| Your objective |
Scan the entries below. List each line with "TWARDOWSKY".

—————

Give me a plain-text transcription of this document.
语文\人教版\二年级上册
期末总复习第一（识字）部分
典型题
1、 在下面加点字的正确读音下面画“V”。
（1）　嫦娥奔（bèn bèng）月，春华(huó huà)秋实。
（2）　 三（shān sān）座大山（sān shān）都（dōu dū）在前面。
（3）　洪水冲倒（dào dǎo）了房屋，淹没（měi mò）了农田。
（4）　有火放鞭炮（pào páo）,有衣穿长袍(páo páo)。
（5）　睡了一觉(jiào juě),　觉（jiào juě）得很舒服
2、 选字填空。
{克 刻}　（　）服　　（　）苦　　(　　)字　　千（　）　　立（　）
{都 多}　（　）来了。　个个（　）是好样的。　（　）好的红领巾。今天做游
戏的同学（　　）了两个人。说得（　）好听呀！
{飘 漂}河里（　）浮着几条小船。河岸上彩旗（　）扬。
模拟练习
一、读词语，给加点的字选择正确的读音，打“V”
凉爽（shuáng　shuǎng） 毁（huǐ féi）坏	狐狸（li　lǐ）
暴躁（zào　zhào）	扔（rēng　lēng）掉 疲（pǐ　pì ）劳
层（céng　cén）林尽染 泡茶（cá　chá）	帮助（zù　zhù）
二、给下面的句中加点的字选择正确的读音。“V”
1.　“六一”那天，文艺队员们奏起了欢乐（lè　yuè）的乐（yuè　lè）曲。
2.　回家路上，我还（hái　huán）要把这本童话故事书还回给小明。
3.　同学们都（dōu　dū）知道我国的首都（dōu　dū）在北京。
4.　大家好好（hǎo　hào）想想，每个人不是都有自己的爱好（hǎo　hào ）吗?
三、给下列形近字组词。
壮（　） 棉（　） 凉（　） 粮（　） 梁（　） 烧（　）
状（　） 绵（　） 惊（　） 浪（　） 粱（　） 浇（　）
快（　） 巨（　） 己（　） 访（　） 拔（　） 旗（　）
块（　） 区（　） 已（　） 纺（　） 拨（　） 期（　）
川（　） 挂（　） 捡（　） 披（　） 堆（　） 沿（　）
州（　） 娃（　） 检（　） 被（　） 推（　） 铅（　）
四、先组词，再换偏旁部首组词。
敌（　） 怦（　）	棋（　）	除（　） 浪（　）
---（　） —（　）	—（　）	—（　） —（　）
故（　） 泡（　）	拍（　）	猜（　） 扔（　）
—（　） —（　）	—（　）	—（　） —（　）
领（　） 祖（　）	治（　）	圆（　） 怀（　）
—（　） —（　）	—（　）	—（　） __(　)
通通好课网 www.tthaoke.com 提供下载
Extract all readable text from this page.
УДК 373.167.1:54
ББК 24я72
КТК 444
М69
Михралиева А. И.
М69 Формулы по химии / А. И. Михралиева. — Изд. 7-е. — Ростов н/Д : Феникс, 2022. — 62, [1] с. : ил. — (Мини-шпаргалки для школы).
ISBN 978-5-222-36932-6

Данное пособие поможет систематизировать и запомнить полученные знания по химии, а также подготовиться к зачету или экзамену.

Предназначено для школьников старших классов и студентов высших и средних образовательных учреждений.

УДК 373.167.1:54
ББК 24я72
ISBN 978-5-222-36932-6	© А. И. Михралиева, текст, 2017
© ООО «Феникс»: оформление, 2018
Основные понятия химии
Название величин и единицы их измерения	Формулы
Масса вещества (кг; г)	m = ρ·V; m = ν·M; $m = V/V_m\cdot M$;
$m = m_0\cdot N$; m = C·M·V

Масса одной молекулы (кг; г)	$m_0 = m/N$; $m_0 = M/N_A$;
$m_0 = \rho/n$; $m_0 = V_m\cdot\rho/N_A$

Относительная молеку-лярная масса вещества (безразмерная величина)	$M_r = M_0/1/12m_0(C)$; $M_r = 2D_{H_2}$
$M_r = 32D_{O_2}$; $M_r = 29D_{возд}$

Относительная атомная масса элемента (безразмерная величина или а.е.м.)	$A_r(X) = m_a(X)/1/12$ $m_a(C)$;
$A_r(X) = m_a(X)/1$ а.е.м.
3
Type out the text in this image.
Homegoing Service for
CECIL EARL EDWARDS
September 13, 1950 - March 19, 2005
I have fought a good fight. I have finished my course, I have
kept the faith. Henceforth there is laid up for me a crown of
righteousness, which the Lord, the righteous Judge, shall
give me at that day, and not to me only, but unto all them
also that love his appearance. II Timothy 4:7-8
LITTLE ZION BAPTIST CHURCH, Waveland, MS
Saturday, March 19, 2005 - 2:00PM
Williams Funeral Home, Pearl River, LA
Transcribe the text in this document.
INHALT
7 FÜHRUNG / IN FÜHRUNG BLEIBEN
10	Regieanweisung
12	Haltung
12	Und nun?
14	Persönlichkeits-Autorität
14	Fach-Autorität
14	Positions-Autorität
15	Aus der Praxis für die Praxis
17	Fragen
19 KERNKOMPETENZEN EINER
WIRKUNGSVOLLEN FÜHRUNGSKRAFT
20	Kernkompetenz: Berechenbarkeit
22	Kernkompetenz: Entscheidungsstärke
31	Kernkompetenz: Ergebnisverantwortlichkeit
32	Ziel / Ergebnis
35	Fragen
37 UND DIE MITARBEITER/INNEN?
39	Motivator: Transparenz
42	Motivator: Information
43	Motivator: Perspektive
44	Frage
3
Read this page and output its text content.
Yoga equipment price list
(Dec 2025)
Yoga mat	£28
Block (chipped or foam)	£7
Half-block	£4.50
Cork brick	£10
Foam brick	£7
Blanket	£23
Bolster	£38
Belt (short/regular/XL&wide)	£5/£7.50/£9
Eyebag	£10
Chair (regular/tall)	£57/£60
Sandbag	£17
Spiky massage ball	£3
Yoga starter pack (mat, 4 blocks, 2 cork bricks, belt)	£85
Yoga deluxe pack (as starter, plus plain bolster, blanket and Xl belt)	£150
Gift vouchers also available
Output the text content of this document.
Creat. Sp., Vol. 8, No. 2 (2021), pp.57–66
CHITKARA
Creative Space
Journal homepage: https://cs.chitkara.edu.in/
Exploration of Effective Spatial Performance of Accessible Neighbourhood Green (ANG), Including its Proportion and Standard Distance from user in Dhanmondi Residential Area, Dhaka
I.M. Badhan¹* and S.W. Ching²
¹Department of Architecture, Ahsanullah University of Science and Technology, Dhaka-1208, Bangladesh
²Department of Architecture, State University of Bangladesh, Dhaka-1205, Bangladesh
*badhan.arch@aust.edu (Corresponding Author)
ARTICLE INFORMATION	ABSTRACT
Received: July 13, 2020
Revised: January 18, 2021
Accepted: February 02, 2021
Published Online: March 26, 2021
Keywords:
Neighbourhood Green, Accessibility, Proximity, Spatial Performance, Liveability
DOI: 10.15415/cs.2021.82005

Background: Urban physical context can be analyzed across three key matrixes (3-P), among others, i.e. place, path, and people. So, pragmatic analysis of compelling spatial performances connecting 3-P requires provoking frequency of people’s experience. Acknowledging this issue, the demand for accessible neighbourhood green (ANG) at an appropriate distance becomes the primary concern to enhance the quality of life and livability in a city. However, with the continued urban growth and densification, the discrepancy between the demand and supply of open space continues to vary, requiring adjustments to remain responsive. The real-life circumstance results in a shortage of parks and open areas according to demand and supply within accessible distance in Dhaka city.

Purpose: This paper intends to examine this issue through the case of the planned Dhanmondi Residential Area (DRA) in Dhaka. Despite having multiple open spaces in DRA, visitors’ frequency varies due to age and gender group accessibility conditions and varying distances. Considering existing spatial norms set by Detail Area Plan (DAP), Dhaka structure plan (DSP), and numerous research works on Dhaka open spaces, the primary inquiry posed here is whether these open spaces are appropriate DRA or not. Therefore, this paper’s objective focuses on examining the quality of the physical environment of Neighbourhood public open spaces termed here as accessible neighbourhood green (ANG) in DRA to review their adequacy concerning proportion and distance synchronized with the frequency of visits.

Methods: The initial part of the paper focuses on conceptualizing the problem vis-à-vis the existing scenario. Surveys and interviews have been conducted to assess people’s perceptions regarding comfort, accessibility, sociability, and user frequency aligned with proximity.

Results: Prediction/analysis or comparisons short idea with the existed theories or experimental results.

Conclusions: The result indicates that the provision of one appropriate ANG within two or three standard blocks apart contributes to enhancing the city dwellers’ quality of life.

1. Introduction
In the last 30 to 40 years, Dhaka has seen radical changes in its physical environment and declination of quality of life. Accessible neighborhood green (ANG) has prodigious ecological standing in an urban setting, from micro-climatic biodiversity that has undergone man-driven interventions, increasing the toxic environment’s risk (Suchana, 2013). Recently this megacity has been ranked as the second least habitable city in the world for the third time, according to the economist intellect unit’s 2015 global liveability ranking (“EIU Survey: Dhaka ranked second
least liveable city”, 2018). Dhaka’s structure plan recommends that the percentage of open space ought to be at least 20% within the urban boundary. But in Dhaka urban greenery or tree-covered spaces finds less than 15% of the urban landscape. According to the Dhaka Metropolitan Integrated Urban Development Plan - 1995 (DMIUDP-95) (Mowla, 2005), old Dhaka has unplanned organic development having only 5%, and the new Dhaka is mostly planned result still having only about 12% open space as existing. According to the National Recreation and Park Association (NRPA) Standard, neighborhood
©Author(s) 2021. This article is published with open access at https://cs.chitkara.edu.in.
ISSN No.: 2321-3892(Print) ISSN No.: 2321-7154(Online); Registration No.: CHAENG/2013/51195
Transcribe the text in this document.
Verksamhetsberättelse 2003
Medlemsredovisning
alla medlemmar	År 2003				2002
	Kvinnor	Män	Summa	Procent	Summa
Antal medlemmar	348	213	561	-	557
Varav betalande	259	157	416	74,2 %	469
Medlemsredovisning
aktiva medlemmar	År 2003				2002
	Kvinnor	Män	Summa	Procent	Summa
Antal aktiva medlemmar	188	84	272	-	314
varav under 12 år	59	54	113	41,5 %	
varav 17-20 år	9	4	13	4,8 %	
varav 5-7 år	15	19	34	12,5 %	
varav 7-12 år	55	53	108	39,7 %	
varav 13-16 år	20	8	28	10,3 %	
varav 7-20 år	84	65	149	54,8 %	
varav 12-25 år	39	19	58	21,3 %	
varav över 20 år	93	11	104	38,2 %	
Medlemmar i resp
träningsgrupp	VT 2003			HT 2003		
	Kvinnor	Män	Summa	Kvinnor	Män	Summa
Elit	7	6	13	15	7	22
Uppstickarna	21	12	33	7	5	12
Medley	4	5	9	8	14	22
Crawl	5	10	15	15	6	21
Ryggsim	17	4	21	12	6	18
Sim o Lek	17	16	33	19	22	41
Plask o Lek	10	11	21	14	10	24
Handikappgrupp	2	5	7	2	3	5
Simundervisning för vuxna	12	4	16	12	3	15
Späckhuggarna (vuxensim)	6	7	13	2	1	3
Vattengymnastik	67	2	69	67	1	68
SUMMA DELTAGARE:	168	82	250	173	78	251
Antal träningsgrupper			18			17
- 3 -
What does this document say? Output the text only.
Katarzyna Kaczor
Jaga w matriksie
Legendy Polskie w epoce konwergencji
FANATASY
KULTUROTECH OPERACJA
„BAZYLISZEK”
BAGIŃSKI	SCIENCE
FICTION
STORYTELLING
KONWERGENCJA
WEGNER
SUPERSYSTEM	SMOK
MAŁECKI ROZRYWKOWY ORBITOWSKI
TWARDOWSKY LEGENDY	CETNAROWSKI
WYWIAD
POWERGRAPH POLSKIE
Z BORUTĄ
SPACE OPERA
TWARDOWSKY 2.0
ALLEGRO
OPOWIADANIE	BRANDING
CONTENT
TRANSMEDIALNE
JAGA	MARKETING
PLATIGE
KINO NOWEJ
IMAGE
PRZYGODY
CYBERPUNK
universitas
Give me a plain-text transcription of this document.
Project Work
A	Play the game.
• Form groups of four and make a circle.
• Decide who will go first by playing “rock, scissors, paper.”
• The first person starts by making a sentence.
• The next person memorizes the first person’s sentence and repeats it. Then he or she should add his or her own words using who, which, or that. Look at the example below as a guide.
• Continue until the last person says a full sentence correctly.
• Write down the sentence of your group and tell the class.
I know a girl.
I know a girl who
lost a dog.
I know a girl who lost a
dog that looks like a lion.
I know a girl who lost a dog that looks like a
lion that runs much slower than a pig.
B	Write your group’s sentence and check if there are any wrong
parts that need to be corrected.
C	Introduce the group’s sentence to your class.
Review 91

—————

| Expected output |
TWARDOWSKY LEGENDY	CETNAROWSKI
TWARDOWSKY 2.0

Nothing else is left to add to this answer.